§ **Teks Bacaan**:
Jika luas laut teritorial kita 3,1 juta kilometer
persegi atau 310 juta hektar, maka kita harus mengonservasi 31 juta hektar.
Sampai saat ini wilayah konservasi laut kita sekitar 15,4 juta hektar (5
persen) dan tahun 2020 ditargetkan 20 juta hektar. Untuk menambah 5 persen lagi
sebenarnya tidak sulit. Persoalannya, banyak wilayah konservasi telah
ditetapkan, tetapi belum memiliki rencana pengelolaan (management plan) yang
baik sehingga tidak efektif dan tujuan konservasi tidak tercapai. Begitu pula
ada masalah dualisme pengelolaan konservasi laut, yaitu oleh Kementerian
Kehutanan (Kemenhut) dan Kementerian Kelautan dan Perikanan (KKP). Ini turunan
dari dualisme legislasi konservasi, yakni UU No 5/1990 tentang konservasi
sumber daya hayati dan ekosistemnya dan UU No 45/2009 (Perikanan) serta UU No
27/2007 (Pengelolaan Wilayah Pesisir dan Pulau-pulau Kecil).
Memang agak aneh apabila obyek yang sama
dikelola oleh kementerian yang berbeda. Karena itu, tumpang tindih pengelolaan
kawasan konservasi laut ini harus segera diakhiri. Mestinya Kemenhut bisa berbesar
hati menyerahkan urusan tersebut kepada KKP. Hal kritis lainnya adalah sebagian
konservasi laut di daerah belum mampu dikelola pemerintah daerah. Mereka belum
mandiri dan terus perlu pendampingan LSM, pemerintah pusat, ataupun
universitas.
Pengelolaan Perikanan
Pada poin 168, isu stok sumber daya menjadi
penting. Stok ikan harus dijaga dan produksi perikanan tidak melebihi potensi
lestari, caranya dengan rencana pengelolaan perikanan berbasis riset ilmiah.

[Daftar butir beranotasi]
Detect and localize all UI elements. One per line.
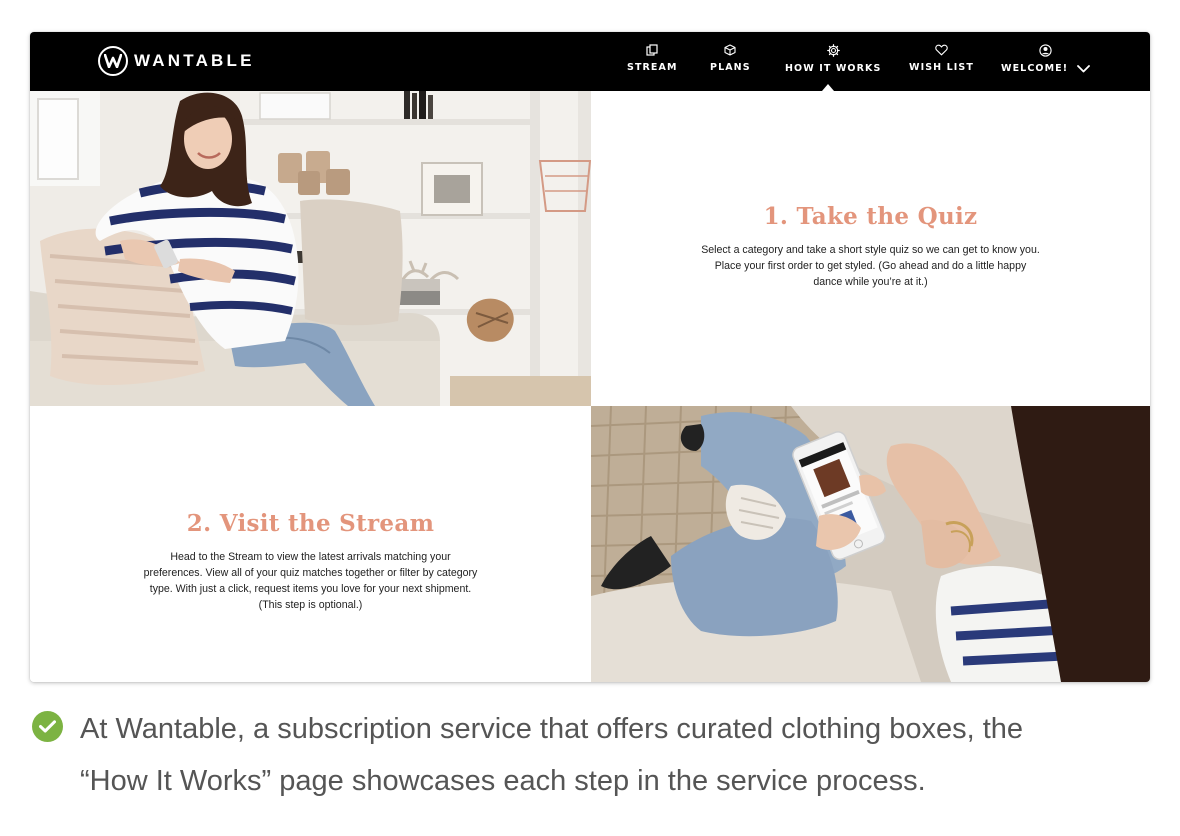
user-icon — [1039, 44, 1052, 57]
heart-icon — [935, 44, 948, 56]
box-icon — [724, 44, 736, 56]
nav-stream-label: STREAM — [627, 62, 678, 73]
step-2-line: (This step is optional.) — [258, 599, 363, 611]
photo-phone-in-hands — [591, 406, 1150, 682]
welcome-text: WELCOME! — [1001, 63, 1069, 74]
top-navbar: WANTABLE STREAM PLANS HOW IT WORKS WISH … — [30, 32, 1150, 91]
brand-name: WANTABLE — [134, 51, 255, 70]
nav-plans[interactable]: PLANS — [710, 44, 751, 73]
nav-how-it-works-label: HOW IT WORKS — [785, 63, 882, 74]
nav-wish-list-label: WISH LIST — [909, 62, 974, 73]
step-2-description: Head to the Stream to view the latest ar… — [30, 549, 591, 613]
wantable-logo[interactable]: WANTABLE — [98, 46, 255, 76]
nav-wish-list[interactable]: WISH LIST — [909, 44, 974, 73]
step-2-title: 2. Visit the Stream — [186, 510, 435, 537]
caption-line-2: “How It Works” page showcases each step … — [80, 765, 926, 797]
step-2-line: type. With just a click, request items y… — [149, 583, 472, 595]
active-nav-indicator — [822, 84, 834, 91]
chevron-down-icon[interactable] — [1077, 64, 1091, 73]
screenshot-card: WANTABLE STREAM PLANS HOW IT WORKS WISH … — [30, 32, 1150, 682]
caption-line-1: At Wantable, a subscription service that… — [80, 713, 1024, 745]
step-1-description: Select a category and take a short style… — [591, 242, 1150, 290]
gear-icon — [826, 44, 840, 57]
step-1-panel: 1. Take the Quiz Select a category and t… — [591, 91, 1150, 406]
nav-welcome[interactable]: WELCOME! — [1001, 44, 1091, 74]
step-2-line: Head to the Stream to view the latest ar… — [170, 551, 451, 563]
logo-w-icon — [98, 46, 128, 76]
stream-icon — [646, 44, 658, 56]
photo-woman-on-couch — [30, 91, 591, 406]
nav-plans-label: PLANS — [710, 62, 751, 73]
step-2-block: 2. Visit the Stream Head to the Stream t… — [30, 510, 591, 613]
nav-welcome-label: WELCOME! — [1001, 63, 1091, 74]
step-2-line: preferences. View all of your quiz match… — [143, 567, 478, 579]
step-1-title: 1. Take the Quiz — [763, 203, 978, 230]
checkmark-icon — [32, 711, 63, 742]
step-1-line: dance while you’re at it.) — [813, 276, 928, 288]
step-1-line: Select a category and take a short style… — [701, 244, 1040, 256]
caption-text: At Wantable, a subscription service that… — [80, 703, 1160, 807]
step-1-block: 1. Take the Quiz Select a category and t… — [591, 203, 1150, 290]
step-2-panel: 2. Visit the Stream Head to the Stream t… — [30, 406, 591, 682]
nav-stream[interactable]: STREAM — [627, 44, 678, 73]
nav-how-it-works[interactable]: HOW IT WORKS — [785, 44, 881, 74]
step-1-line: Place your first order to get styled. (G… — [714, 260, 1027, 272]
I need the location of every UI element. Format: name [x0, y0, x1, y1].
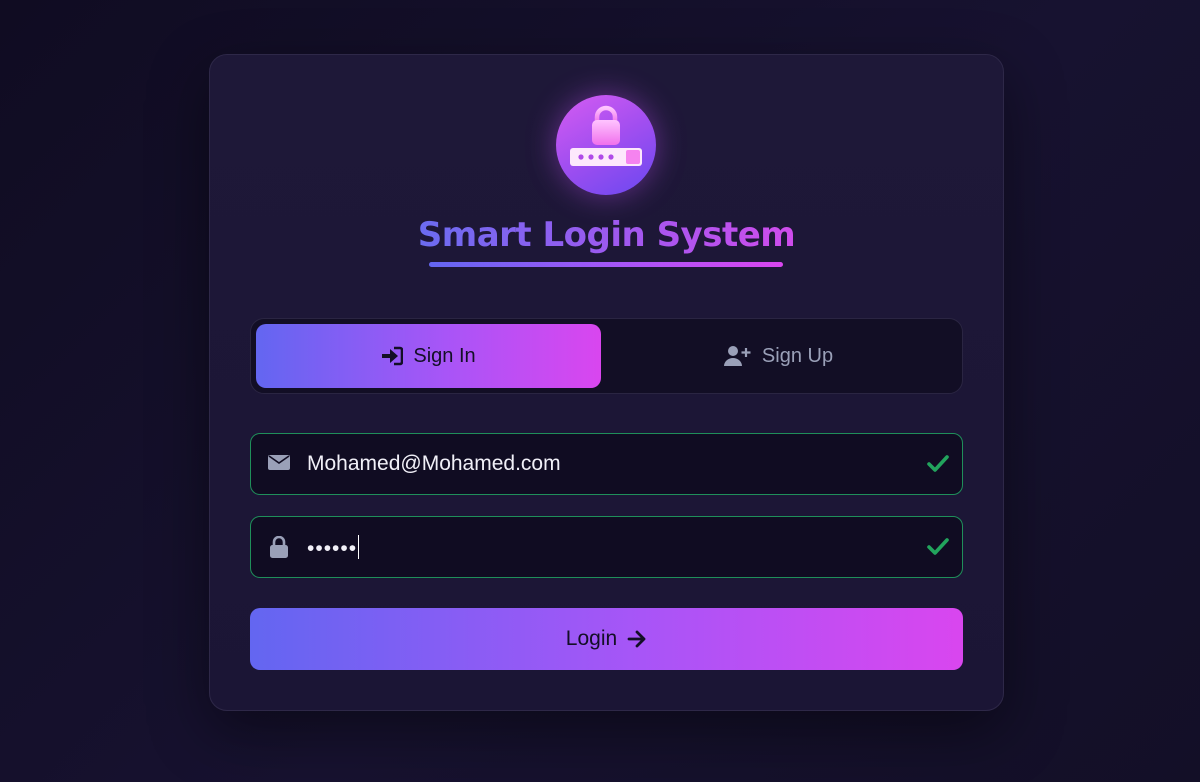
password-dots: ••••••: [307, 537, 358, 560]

§ **Permintaan Tertulis 1**: Undang-undang apa saja yang disebut dalam teks tentang konservasi laut? Tuliskan semuanya beserta nomor, tahun, dan pokok aturannya.
§ **Permintaan Tertulis 2**:
Apakah tiap pernyataan berikut sesuai dengan teks tentang konservasi laut? Jawab ya atau tidak, lalu kutip kata-kata teks yang menjadi penentunya.
(a) Wilayah konservasi laut saat ini sekitar 15,4 juta hektar.
(b) Konservasi laut hanya dikelola oleh Kementerian Kelautan dan Perikanan.
(c) Target wilayah konservasi laut pada tahun 2020 adalah 31 juta hektar.
§ **Permintaan Tertulis 3**: Lanjutkan teks tentang konservasi laut, dimulai tepat sesudah kalimat terakhirnya.

§ **Jawaban yang Diharapkan 1**:
- UU No 5/1990 tentang konservasi sumber daya hayati dan ekosistemnya
- UU No 45/2009 (Perikanan)
- UU No 27/2007 (Pengelolaan Wilayah Pesisir dan Pulau-pulau Kecil)

§ **Jawaban yang Diharapkan 2**:
(a) Ya: "Sampai saat ini wilayah konservasi laut kita sekitar 15,4 juta hektar"
(b) Tidak: "ada masalah dualisme pengelolaan konservasi laut, yaitu oleh Kementerian Kehutanan (Kemenhut) dan Kementerian Kelautan dan Perikanan (KKP)"
(c) Tidak: "tahun 2020 ditargetkan 20 juta hektar"

§ **Jawaban yang Diharapkan 3**:
Berbagai masalah seperti tangkap-lebih (overfishing),
tangkapan-sampingan (by catch), serta
tangkapan yang dibuang (discard fishing)
harus diatasi.
Penyu dan lumba-lumba sering menjadi produk by catch. Artinya, kita menangkap udang,
tapi pada saat yang sama penyu tertangkap tanpa sengaja, padahal penyu
tergolong dilindungi. Inilah yang menuntut selektivitas alat tangkap. Beberapa
jenis alat tangkap, khususnya pukat udang, harus disertai turtle excluder device (TED) atau alat pemisah penyu. Begitu pula
alat tangkap tuna harus dilengkapi circle
hook agar penyu tidak tertangkap.
Ketiga masalah tersebut bisa merupakan contoh
dampak praktik perikanan ilegal, tidak dilaporkan, dan tidak diatur, yang
dikenal dengan illegal, unreported and
unregulated (IUU) fishing. Praktik IUU fishing dianggap mengancam
pembangunan berkelanjutan sehingga menjadi komitmen bersama untuk diberantas.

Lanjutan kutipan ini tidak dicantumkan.